─── Data in this exercise ───

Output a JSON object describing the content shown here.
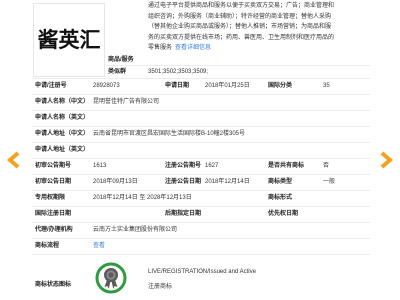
{
  "mark": {
    "text": "酱英汇"
  },
  "goods": {
    "label": "商品/服务",
    "text": "通过电子平台提供商品和服务以便于买卖双方交易；广告；商业管理和组织咨询；外购服务（商业辅助）；特许经营的商业管理；替他人采购（替其他企业购买商品或服务）；替他人推销；市场营销；为商品和服务的买卖双方提供在线市场；药用、兽医用、卫生用制剂和医疗用品的零售服务",
    "more_link": "查看详细信息"
  },
  "similar_groups": {
    "label": "类似群",
    "value": "3501;3502;3503;3509;"
  },
  "details": {
    "reg_no": {
      "label": "申请/注册号",
      "value": "28928073"
    },
    "app_date": {
      "label": "申请日期",
      "value": "2018年01月25日"
    },
    "intl_class": {
      "label": "国际分类",
      "value": "35"
    },
    "applicant_cn": {
      "label": "申请人名称（中文）",
      "value": "昆明誉佳特广告有限公司"
    },
    "applicant_en": {
      "label": "申请人名称（英文）",
      "value": ""
    },
    "address_cn": {
      "label": "申请人地址（中文）",
      "value": "云南省昆明市官渡区昌宏国际生活国际楼B-10幢2楼305号"
    },
    "address_en": {
      "label": "申请人地址（英文）",
      "value": ""
    },
    "prelim_issue": {
      "label": "初审公告期号",
      "value": "1613"
    },
    "reg_issue": {
      "label": "注册公告期号",
      "value": "1627"
    },
    "co_owned": {
      "label": "是否共有商标",
      "value": "否"
    },
    "prelim_date": {
      "label": "初审公告日期",
      "value": "2018年09月13日"
    },
    "reg_date": {
      "label": "注册公告日期",
      "value": "2018年12月14日"
    },
    "mark_type": {
      "label": "商标类型",
      "value": "一般"
    },
    "term": {
      "label": "专用权期限",
      "value": "2018年12月14日 至 2028年12月13日"
    },
    "mark_form": {
      "label": "商标形式",
      "value": ""
    },
    "intl_reg_date": {
      "label": "国际注册日期",
      "value": ""
    },
    "later_designation_date": {
      "label": "后期指定日期",
      "value": ""
    },
    "priority_date": {
      "label": "优先权日期",
      "value": ""
    },
    "agent": {
      "label": "代理/办理机构",
      "value": "云南方土实业集团股份有限公司"
    },
    "process": {
      "label": "商标流程",
      "link": "查看"
    },
    "status": {
      "label": "商标状态图标",
      "icon": "registered-seal-icon",
      "status_en": "LIVE/REGISTRATION/Issued and Active",
      "status_cn": "注册商标"
    }
  },
  "nav": {
    "prev_icon": "chevron-left-icon",
    "next_icon": "chevron-right-icon"
  },
  "colors": {
    "link": "#3b7ddd",
    "nav_arrow": "#f5a01e",
    "status_ring": "#2e9b3e",
    "status_seal": "#5a5a5a"
  }
}
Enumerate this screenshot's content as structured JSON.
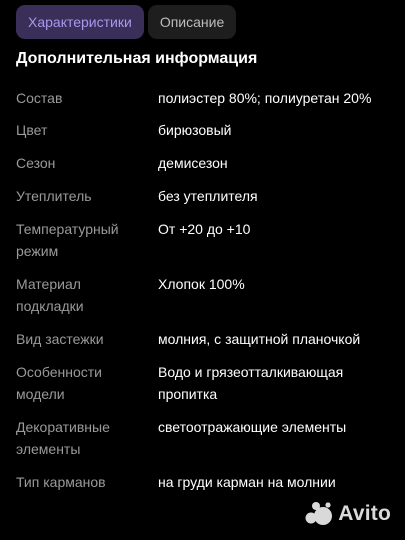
{
  "tabs": [
    {
      "label": "Характеристики",
      "active": true
    },
    {
      "label": "Описание",
      "active": false
    }
  ],
  "section_title": "Дополнительная информация",
  "specs": [
    {
      "label": "Состав",
      "value": "полиэстер 80%; полиуретан 20%"
    },
    {
      "label": "Цвет",
      "value": "бирюзовый"
    },
    {
      "label": "Сезон",
      "value": "демисезон"
    },
    {
      "label": "Утеплитель",
      "value": "без утеплителя"
    },
    {
      "label": "Температурный режим",
      "value": "От +20 до +10"
    },
    {
      "label": "Материал подкладки",
      "value": "Хлопок 100%"
    },
    {
      "label": "Вид застежки",
      "value": "молния, с защитной планочкой"
    },
    {
      "label": "Особенности модели",
      "value": "Водо и грязеотталкивающая пропитка"
    },
    {
      "label": "Декоративные элементы",
      "value": "светоотражающие элементы"
    },
    {
      "label": "Тип карманов",
      "value": "на груди карман на молнии"
    }
  ],
  "watermark": {
    "text": "Avito",
    "icon": "avito-logo-icon"
  },
  "colors": {
    "background": "#000000",
    "tab_active_bg": "#3a2f59",
    "tab_active_text": "#a996ee",
    "tab_inactive_bg": "#1e1e1e",
    "label": "#9a9a9a",
    "value": "#ffffff"
  }
}
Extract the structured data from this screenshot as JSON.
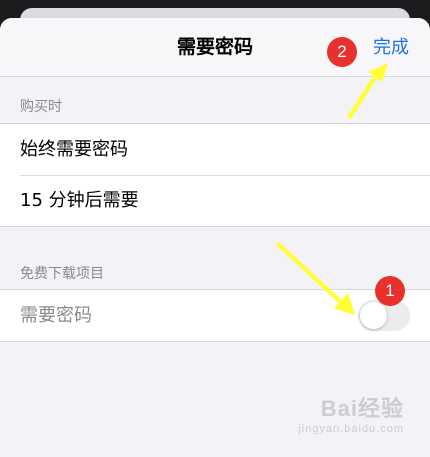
{
  "navbar": {
    "title": "需要密码",
    "done_label": "完成"
  },
  "purchase_section": {
    "header": "购买时",
    "options": [
      "始终需要密码",
      "15 分钟后需要"
    ]
  },
  "free_download_section": {
    "header": "免费下载项目",
    "row_label": "需要密码",
    "toggle_on": false
  },
  "annotations": {
    "badge_1": "1",
    "badge_2": "2",
    "arrow_color": "#ffff33",
    "badge_color": "#e8312f"
  },
  "watermark": {
    "brand": "Bai经验",
    "url": "jingyan.baidu.com"
  },
  "colors": {
    "accent": "#1a73e8"
  }
}
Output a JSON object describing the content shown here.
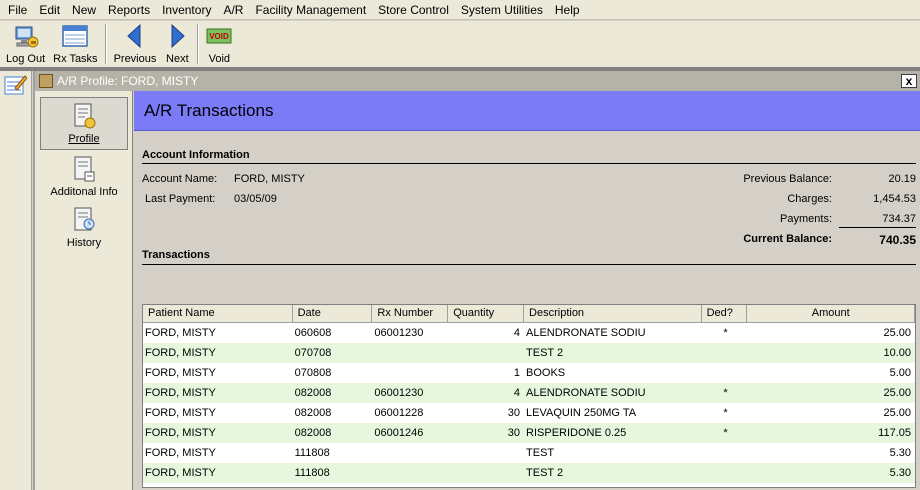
{
  "menu": [
    "File",
    "Edit",
    "New",
    "Reports",
    "Inventory",
    "A/R",
    "Facility Management",
    "Store Control",
    "System Utilities",
    "Help"
  ],
  "toolbar": {
    "logout": "Log Out",
    "rx_tasks": "Rx Tasks",
    "previous": "Previous",
    "next": "Next",
    "void": "Void",
    "void_icon_text": "VOID"
  },
  "window": {
    "title": "A/R Profile: FORD, MISTY",
    "close": "x"
  },
  "sidebar": {
    "items": [
      {
        "label": "Profile",
        "icon": "profile-icon"
      },
      {
        "label": "Additonal Info",
        "icon": "additional-info-icon"
      },
      {
        "label": "History",
        "icon": "history-icon"
      }
    ]
  },
  "banner": {
    "title": "A/R Transactions"
  },
  "account": {
    "section": "Account Information",
    "name_label": "Account Name:",
    "name_value": "FORD, MISTY",
    "last_payment_label": "Last Payment:",
    "last_payment_value": "03/05/09",
    "prev_balance_label": "Previous Balance:",
    "prev_balance_value": "20.19",
    "charges_label": "Charges:",
    "charges_value": "1,454.53",
    "payments_label": "Payments:",
    "payments_value": "734.37",
    "current_balance_label": "Current Balance:",
    "current_balance_value": "740.35"
  },
  "transactions": {
    "section": "Transactions",
    "columns": [
      "Patient Name",
      "Date",
      "Rx Number",
      "Quantity",
      "Description",
      "Ded?",
      "Amount"
    ],
    "rows": [
      {
        "patient": "FORD, MISTY",
        "date": "060608",
        "rx": "06001230",
        "qty": "4",
        "desc": "ALENDRONATE SODIU",
        "ded": "*",
        "amount": "25.00"
      },
      {
        "patient": "FORD, MISTY",
        "date": "070708",
        "rx": "",
        "qty": "",
        "desc": "TEST 2",
        "ded": "",
        "amount": "10.00"
      },
      {
        "patient": "FORD, MISTY",
        "date": "070808",
        "rx": "",
        "qty": "1",
        "desc": "BOOKS",
        "ded": "",
        "amount": "5.00"
      },
      {
        "patient": "FORD, MISTY",
        "date": "082008",
        "rx": "06001230",
        "qty": "4",
        "desc": "ALENDRONATE SODIU",
        "ded": "*",
        "amount": "25.00"
      },
      {
        "patient": "FORD, MISTY",
        "date": "082008",
        "rx": "06001228",
        "qty": "30",
        "desc": "LEVAQUIN 250MG TA",
        "ded": "*",
        "amount": "25.00"
      },
      {
        "patient": "FORD, MISTY",
        "date": "082008",
        "rx": "06001246",
        "qty": "30",
        "desc": "RISPERIDONE 0.25",
        "ded": "*",
        "amount": "117.05"
      },
      {
        "patient": "FORD, MISTY",
        "date": "111808",
        "rx": "",
        "qty": "",
        "desc": "TEST",
        "ded": "",
        "amount": "5.30"
      },
      {
        "patient": "FORD, MISTY",
        "date": "111808",
        "rx": "",
        "qty": "",
        "desc": "TEST 2",
        "ded": "",
        "amount": "5.30"
      }
    ]
  },
  "colors": {
    "banner": "#7b7bf7",
    "alt_row": "#e6f7dd"
  }
}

───

■ **Task requirements**: Extract all lines containing the word "Previous".

■ **Reply to the task**:
    "previous": "Previous",
    "prev_balance_label": "Previous Balance:",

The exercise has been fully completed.